Copy all lines below containing "icon".

◆ ◆ ◆ ◆ ◆ ◆ ◆

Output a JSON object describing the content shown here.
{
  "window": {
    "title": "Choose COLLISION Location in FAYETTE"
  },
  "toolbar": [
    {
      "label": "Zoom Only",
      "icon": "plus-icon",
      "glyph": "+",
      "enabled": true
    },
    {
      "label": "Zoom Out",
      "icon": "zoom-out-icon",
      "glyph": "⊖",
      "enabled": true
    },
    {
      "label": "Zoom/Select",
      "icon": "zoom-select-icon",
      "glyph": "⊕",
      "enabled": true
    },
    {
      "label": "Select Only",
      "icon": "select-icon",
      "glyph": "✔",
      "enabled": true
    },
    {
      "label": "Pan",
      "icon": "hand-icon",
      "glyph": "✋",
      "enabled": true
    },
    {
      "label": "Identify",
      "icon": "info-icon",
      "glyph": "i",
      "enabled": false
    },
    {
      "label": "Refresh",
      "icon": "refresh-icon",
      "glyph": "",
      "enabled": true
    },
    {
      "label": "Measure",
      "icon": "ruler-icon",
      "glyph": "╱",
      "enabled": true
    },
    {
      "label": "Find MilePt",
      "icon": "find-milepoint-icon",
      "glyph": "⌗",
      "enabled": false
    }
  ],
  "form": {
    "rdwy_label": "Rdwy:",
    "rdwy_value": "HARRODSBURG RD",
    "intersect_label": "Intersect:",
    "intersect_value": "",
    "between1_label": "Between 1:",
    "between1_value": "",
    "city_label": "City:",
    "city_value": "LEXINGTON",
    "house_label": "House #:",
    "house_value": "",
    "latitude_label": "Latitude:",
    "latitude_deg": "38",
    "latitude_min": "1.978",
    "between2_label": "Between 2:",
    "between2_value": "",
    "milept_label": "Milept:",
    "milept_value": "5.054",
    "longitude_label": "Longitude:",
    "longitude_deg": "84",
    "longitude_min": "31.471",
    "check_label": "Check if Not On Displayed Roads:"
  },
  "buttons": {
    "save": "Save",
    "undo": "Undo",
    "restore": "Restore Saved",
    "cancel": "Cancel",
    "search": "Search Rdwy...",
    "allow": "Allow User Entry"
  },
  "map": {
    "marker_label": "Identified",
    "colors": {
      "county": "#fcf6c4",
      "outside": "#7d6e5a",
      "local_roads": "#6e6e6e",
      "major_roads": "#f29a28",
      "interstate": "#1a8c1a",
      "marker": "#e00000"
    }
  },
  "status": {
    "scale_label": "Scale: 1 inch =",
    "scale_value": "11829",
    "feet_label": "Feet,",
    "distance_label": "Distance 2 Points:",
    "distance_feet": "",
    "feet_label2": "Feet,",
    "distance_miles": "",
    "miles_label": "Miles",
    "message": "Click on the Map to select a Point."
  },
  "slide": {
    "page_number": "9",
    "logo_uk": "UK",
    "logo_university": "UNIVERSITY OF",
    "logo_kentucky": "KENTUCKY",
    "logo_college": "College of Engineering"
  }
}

◆ ◆ ◆ ◆ ◆ ◆ ◆

Worked answer:
      "icon": "plus-icon",
      "icon": "zoom-out-icon",
      "icon": "zoom-select-icon",
      "icon": "select-icon",
      "icon": "hand-icon",
      "icon": "info-icon",
      "icon": "refresh-icon",
      "icon": "ruler-icon",
      "icon": "find-milepoint-icon",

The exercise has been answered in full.